Excerpt
-- Begin --
Suggestion: “the great dying of the thermometers” made that the remaining station time series correlated higher with latitude-region time series. Many dissident stations were dropped and the remaining stations showed a more homogeneous result. Because I found a 27 sigma effect of mean correlations before and after, I’m quite sure that this happened. As a second suggestion I propose to compute the (missing data) variance-covariance matrix of regional time series. If these cover the whole earth, the true variance of the global series can be estimated as the mean covariance in the matrix. I found for 1850-2010 a true variance of 0.0828. This determines the play-room for all temperature change in this period.

February 8, 2012 2:47 am

@Bart “FTA: “The basic assumption is that global warming is a universal,
location independent phenomenon which can be measured by averaging all
station anomalies wherever they might be distributed.”
I see no basis for such an assumption. The change in temperature should
be proportional to the local temperature, which in turn is dependent on
latitude, wind currents, and local heat capacity, at the very least.”

There is no basis for such an assumption! It could be that the Earth is covered by mini “el Ninos” and local temperatures rise and fall over decades. Supposing that North America rises by 2 degrees while simultaneously a similar area in North Africa falls in temperature by 2 degrees, but globally the temperature remains static. North America is covered in weather stations whereas there are just a handfull in the Sahara. The algorithm used to calculate the global anomaly will then result in a net global increase – simply due to the bias in spatial sampling.
“I have recommended doing a fit to a spherical harmonic expansion instead of all this ad-hoc area averaging. At least doing that, there is a little relief from the sampling theorem (Shannon-Nyquist is a sufficient condition for being able to retrieve a signal from sampled data, but not strictly necessary). Nick Stokes claims to have done it and seen little difference, but he was not forthcoming with the details of precisely what he did.”
Yes this has occured to me as well. What I was imaging was to derive a “normal” spatial temperature distribution. It would need to be a harmonic function of lat and lon. Then we could fit this function to the best station data we have say between 1961 to 1990. The assumption would be that the function remains the same but the amplitude changes. Then the function would be sampled each year at fixed locations. – Out pops the time dependence of the amplitude. Of course this again assumes that “warming” is a global phenomenon and not a local phenomenon.
-- End --
Records shown
-- Begin --
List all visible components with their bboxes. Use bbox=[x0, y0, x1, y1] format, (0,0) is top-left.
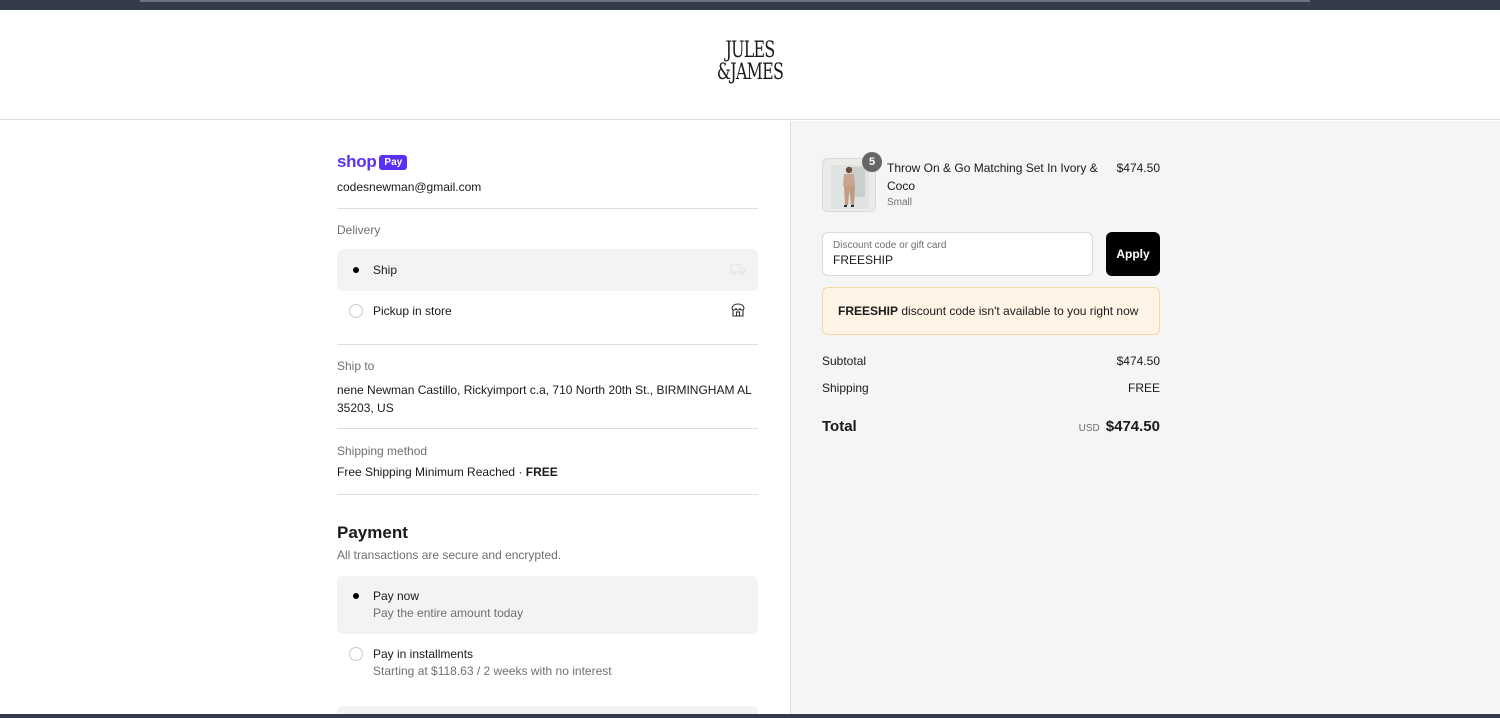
ship-to-address: nene Newman Castillo, Rickyimport c.a, 7… bbox=[337, 383, 752, 415]
discount-field-label: Discount code or gift card bbox=[833, 240, 947, 251]
shipping-row: Shipping FREE bbox=[822, 381, 1160, 395]
installments-description: Starting at $118.63 / 2 weeks with no in… bbox=[373, 664, 612, 678]
installments-title: Pay in installments bbox=[373, 647, 474, 661]
store-icon bbox=[731, 303, 745, 317]
shipping-label: Shipping bbox=[822, 381, 869, 395]
item-quantity-badge: 5 bbox=[862, 152, 882, 172]
browser-top-bar bbox=[0, 0, 1500, 10]
ship-radio[interactable] bbox=[349, 263, 363, 277]
shipping-method-price: FREE bbox=[525, 465, 558, 479]
total-label: Total bbox=[822, 418, 857, 435]
subtotal-label: Subtotal bbox=[822, 354, 867, 368]
pay-now-title: Pay now bbox=[373, 589, 420, 603]
pay-now-text: Pay now Pay the entire amount today bbox=[373, 588, 523, 622]
shop-pay-word: shop bbox=[337, 152, 377, 171]
shipping-value: FREE bbox=[1127, 381, 1160, 395]
installments-text: Pay in installments Starting at $118.63 … bbox=[373, 646, 612, 680]
delivery-option-pickup[interactable]: Pickup in store bbox=[337, 290, 758, 332]
shipping-method-value: Free Shipping Minimum Reached · FREE bbox=[337, 465, 558, 479]
subtotal-value: $474.50 bbox=[1116, 354, 1160, 368]
checkout-header: JULES &JAMES bbox=[0, 10, 1500, 120]
pickup-radio[interactable] bbox=[349, 304, 363, 318]
item-price: $474.50 bbox=[1116, 161, 1160, 175]
brand-logo[interactable]: JULES &JAMES bbox=[700, 40, 800, 84]
notice-code: FREESHIP bbox=[838, 304, 899, 318]
logo-line-2: &JAMES bbox=[716, 60, 784, 85]
contact-email: codesnewman@gmail.com bbox=[337, 180, 482, 194]
installments-radio[interactable] bbox=[349, 647, 363, 661]
divider bbox=[337, 494, 758, 495]
shop-pay-badge: Pay bbox=[379, 154, 408, 170]
discount-code-field[interactable]: Discount code or gift card FREESHIP bbox=[822, 232, 1093, 276]
payment-option-pay-now[interactable]: Pay now Pay the entire amount today bbox=[337, 576, 758, 634]
pay-now-description: Pay the entire amount today bbox=[373, 606, 524, 620]
total-currency: USD bbox=[1078, 423, 1100, 434]
payment-subtitle: All transactions are secure and encrypte… bbox=[337, 548, 562, 562]
logo-line-1: JULES bbox=[725, 38, 775, 63]
browser-top-bar-highlight bbox=[140, 0, 1310, 2]
notice-text: discount code isn't available to you rig… bbox=[898, 304, 1139, 318]
shop-pay-logo: shop Pay bbox=[337, 152, 408, 172]
delivery-option-ship[interactable]: Ship bbox=[337, 249, 758, 291]
truck-icon bbox=[730, 264, 746, 275]
discount-field-value[interactable]: FREESHIP bbox=[833, 253, 1082, 267]
subtotal-row: Subtotal $474.50 bbox=[822, 354, 1160, 368]
apply-discount-button[interactable]: Apply bbox=[1106, 232, 1160, 276]
pay-now-radio[interactable] bbox=[349, 589, 363, 603]
shipping-method-name: Free Shipping Minimum Reached bbox=[337, 465, 516, 479]
ship-to-label: Ship to bbox=[337, 359, 375, 373]
item-variant: Small bbox=[887, 197, 913, 208]
payment-title: Payment bbox=[337, 523, 408, 542]
payment-option-installments[interactable]: Pay in installments Starting at $118.63 … bbox=[337, 634, 758, 692]
browser-bottom-bar bbox=[0, 714, 1500, 718]
ship-option-label: Ship bbox=[373, 263, 398, 277]
shipping-method-label: Shipping method bbox=[337, 444, 428, 458]
divider bbox=[337, 344, 758, 345]
discount-error-notice: FREESHIP discount code isn't available t… bbox=[822, 287, 1160, 335]
item-name: Throw On & Go Matching Set In Ivory & Co… bbox=[887, 161, 1098, 193]
divider bbox=[337, 208, 758, 209]
pickup-option-label: Pickup in store bbox=[373, 304, 452, 318]
divider bbox=[337, 428, 758, 429]
total-row: Total USD $474.50 bbox=[822, 418, 1160, 435]
total-amount: USD $474.50 bbox=[1079, 418, 1160, 435]
total-value: $474.50 bbox=[1105, 418, 1160, 435]
delivery-label: Delivery bbox=[337, 223, 381, 237]
shipping-method-separator: · bbox=[515, 465, 526, 479]
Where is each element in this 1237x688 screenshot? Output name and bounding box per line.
-- End --
Given exercise
Please repeat, word for word, the part of the temperature-station excerpt between "Yes this has" and "a local phenomenon.", inclusive.

Correct output
Yes this has occured to me as well. What I was imaging was to derive a “normal” spatial temperature distribution. It would need to be a harmonic function of lat and lon. Then we could fit this function to the best station data we have say between 1961 to 1990. The assumption would be that the function remains the same but the amplitude changes. Then the function would be sampled each year at fixed locations. – Out pops the time dependence of the amplitude. Of course this again assumes that “warming” is a global phenomenon and not a local phenomenon.